Task brief:
List every line below containing "ἀντιφάσεις".

Saved entries
───
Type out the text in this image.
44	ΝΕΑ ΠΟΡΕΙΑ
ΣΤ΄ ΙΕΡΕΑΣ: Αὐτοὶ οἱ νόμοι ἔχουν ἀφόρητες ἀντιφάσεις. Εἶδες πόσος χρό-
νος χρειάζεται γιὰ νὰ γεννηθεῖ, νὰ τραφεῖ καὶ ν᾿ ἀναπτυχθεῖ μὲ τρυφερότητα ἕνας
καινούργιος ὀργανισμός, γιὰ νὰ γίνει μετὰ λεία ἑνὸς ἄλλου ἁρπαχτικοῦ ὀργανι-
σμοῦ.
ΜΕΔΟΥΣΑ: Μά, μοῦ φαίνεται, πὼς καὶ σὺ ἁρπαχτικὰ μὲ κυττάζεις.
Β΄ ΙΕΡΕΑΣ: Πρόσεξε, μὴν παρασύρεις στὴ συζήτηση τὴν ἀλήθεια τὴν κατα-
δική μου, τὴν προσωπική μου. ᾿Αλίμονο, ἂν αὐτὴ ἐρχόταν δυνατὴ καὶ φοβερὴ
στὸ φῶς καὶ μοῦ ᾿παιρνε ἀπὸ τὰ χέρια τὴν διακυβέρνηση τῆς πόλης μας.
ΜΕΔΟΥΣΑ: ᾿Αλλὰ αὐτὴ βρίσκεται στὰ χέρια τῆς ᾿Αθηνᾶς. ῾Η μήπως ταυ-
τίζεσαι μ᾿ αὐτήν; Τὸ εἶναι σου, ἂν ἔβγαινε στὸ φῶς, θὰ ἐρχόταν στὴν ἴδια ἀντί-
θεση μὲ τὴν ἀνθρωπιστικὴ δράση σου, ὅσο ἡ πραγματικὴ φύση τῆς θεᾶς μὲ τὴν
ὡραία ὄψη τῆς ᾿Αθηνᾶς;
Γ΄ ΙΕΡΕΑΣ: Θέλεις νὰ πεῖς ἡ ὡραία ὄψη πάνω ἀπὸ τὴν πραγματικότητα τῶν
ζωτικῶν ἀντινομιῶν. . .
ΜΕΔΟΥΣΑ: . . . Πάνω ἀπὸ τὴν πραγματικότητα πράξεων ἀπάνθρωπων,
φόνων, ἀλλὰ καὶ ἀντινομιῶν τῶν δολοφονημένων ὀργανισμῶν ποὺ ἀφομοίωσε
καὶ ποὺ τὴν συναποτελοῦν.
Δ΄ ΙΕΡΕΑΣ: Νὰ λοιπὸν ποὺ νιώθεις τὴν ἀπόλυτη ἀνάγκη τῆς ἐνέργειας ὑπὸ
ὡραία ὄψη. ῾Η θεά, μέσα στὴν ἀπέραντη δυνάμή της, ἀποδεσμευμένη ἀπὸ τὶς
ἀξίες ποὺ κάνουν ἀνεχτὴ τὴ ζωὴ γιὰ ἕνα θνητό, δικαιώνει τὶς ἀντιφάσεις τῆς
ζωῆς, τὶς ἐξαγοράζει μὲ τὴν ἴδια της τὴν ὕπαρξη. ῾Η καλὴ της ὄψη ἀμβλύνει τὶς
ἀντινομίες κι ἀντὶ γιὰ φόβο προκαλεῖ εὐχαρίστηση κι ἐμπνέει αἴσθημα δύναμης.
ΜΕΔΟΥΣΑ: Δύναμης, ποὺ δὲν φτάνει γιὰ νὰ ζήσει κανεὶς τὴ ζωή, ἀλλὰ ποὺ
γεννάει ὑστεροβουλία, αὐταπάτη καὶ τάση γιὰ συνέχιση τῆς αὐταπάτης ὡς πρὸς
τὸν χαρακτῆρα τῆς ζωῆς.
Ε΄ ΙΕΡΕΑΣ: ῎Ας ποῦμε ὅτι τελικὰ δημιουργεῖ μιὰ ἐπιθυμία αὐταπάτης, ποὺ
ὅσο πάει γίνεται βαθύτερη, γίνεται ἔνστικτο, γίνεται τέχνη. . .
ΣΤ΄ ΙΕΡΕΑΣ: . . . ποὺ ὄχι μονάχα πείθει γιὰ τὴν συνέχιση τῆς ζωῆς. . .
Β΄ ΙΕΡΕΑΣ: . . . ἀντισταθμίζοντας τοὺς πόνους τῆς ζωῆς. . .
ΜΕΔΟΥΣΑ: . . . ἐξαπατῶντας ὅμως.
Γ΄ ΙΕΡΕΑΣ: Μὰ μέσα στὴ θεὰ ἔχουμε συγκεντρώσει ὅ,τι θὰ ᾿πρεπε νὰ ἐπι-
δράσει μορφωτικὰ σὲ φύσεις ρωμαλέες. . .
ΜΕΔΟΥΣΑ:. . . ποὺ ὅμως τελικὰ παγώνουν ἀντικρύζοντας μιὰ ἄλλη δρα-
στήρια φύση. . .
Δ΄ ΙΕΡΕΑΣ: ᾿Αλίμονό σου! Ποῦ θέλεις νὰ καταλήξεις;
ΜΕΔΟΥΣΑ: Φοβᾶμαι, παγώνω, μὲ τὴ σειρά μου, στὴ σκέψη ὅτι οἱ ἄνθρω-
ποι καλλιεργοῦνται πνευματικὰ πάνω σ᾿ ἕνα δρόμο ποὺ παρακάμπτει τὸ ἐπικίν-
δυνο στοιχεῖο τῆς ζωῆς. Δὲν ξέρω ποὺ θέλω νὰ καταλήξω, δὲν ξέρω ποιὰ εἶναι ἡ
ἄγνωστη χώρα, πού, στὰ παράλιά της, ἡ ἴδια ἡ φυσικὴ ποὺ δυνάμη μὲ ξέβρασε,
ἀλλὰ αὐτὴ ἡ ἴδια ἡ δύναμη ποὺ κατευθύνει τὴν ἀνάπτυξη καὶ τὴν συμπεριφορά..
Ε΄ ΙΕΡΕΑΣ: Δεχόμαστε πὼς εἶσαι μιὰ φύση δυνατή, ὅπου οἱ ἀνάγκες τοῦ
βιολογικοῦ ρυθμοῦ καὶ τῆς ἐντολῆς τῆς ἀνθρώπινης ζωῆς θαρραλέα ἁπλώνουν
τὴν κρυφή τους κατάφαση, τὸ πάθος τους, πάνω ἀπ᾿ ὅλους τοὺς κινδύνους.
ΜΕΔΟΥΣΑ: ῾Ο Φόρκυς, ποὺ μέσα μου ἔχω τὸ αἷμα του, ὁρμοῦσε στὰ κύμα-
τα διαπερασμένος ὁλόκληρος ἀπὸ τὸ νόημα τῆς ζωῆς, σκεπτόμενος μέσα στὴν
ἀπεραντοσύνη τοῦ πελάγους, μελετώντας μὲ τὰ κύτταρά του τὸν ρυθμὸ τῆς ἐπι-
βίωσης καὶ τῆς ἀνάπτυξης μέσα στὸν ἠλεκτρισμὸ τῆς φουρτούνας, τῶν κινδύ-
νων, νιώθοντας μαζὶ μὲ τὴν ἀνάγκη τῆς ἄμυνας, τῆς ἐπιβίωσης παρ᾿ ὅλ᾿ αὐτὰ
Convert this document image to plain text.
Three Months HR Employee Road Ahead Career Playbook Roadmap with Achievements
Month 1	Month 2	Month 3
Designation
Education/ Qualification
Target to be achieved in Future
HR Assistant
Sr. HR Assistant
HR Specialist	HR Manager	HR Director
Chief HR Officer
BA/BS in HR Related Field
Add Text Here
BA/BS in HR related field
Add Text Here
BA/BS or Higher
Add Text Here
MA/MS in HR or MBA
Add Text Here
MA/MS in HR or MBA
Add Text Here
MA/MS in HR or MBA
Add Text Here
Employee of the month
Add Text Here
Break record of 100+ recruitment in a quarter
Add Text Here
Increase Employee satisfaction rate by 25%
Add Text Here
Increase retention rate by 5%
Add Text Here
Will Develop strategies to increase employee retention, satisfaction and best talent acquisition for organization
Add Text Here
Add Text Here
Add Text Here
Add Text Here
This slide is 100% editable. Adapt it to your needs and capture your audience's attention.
───
Correct answer:
ΣΤ΄ ΙΕΡΕΑΣ: Αὐτοὶ οἱ νόμοι ἔχουν ἀφόρητες ἀντιφάσεις. Εἶδες πόσος χρό-
ἀξίες ποὺ κάνουν ἀνεχτὴ τὴ ζωὴ γιὰ ἕνα θνητό, δικαιώνει τὶς ἀντιφάσεις τῆς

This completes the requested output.